**Exercise**:
Retype the material word for word.

**Records for this exercise**:
(begin)
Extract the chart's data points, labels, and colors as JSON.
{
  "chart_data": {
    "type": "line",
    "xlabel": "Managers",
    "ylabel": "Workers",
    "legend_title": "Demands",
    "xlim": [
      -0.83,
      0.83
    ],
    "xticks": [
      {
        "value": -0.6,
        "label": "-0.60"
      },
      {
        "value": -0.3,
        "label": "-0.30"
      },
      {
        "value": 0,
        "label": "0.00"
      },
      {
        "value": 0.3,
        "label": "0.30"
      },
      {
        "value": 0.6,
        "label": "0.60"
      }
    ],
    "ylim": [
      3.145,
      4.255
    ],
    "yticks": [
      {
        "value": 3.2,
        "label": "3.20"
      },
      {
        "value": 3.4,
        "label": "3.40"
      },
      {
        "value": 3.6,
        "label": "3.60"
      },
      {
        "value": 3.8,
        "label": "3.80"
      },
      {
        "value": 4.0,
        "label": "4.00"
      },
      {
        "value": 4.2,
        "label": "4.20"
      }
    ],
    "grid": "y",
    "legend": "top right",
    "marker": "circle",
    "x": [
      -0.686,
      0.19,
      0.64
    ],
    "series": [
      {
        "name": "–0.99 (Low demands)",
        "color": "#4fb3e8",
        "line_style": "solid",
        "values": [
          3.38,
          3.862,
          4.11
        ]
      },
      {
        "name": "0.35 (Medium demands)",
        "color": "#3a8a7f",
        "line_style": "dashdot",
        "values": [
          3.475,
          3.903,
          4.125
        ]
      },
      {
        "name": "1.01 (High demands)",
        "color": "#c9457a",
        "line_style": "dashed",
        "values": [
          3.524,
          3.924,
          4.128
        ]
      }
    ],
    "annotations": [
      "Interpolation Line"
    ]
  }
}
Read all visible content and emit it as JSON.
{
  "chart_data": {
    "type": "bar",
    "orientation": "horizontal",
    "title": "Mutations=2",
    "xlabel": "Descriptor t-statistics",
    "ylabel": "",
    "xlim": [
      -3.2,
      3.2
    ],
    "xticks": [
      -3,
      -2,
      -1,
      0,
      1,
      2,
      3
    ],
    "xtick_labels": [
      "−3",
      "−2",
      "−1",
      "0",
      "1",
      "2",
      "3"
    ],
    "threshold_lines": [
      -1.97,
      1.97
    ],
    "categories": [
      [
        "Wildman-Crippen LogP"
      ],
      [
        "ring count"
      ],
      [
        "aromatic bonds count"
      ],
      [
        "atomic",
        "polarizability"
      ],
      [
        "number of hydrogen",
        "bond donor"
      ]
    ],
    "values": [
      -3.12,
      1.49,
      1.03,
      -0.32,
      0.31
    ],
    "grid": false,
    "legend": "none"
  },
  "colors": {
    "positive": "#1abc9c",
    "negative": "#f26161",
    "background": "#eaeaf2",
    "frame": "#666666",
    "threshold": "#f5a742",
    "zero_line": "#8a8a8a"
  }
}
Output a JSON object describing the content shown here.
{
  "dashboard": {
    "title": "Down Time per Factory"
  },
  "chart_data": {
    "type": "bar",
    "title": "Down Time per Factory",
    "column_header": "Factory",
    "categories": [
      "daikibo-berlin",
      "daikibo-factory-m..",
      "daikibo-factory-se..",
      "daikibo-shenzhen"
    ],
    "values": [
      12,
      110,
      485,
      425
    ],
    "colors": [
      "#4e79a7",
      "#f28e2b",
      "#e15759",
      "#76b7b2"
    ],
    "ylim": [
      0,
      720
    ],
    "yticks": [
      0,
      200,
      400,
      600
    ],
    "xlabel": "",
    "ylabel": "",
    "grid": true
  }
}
(end)
**Response to the task**:
Extract the chart's data points, labels, and colors as JSON.
{
  "chart_data": {
    "type": "line",
    "xlabel": "Managers",
    "ylabel": "Workers",
    "legend_title": "Demands",
    "xlim": [
      -0.83,
      0.83
    ],
    "xticks": [
      {
        "value": -0.6,
        "label": "-0.60"
      },
      {
        "value": -0.3,
        "label": "-0.30"
      },
      {
        "value": 0,
        "label": "0.00"
      },
      {
        "value": 0.3,
        "label": "0.30"
      },
      {
        "value": 0.6,
        "label": "0.60"
      }
    ],
    "ylim": [
      3.145,
      4.255
    ],
    "yticks": [
      {
        "value": 3.2,
        "label": "3.20"
      },
      {
        "value": 3.4,
        "label": "3.40"
      },
      {
        "value": 3.6,
        "label": "3.60"
      },
      {
        "value": 3.8,
        "label": "3.80"
      },
      {
        "value": 4.0,
        "label": "4.00"
      },
      {
        "value": 4.2,
        "label": "4.20"
      }
    ],
    "grid": "y",
    "legend": "top right",
    "marker": "circle",
    "x": [
      -0.686,
      0.19,
      0.64
    ],
    "series": [
      {
        "name": "–0.99 (Low demands)",
        "color": "#4fb3e8",
        "line_style": "solid",
        "values": [
          3.38,
          3.862,
          4.11
        ]
      },
      {
        "name": "0.35 (Medium demands)",
        "color": "#3a8a7f",
        "line_style": "dashdot",
        "values": [
          3.475,
          3.903,
          4.125
        ]
      },
      {
        "name": "1.01 (High demands)",
        "color": "#c9457a",
        "line_style": "dashed",
        "values": [
          3.524,
          3.924,
          4.128
        ]
      }
    ],
    "annotations": [
      "Interpolation Line"
    ]
  }
}
Read all visible content and emit it as JSON.
{
  "chart_data": {
    "type": "bar",
    "orientation": "horizontal",
    "title": "Mutations=2",
    "xlabel": "Descriptor t-statistics",
    "ylabel": "",
    "xlim": [
      -3.2,
      3.2
    ],
    "xticks": [
      -3,
      -2,
      -1,
      0,
      1,
      2,
      3
    ],
    "xtick_labels": [
      "−3",
      "−2",
      "−1",
      "0",
      "1",
      "2",
      "3"
    ],
    "threshold_lines": [
      -1.97,
      1.97
    ],
    "categories": [
      [
        "Wildman-Crippen LogP"
      ],
      [
        "ring count"
      ],
      [
        "aromatic bonds count"
      ],
      [
        "atomic",
        "polarizability"
      ],
      [
        "number of hydrogen",
        "bond donor"
      ]
    ],
    "values": [
      -3.12,
      1.49,
      1.03,
      -0.32,
      0.31
    ],
    "grid": false,
    "legend": "none"
  },
  "colors": {
    "positive": "#1abc9c",
    "negative": "#f26161",
    "background": "#eaeaf2",
    "frame": "#666666",
    "threshold": "#f5a742",
    "zero_line": "#8a8a8a"
  }
}
Output a JSON object describing the content shown here.
{
  "dashboard": {
    "title": "Down Time per Factory"
  },
  "chart_data": {
    "type": "bar",
    "title": "Down Time per Factory",
    "column_header": "Factory",
    "categories": [
      "daikibo-berlin",
      "daikibo-factory-m..",
      "daikibo-factory-se..",
      "daikibo-shenzhen"
    ],
    "values": [
      12,
      110,
      485,
      425
    ],
    "colors": [
      "#4e79a7",
      "#f28e2b",
      "#e15759",
      "#76b7b2"
    ],
    "ylim": [
      0,
      720
    ],
    "yticks": [
      0,
      200,
      400,
      600
    ],
    "xlabel": "",
    "ylabel": "",
    "grid": true
  }
}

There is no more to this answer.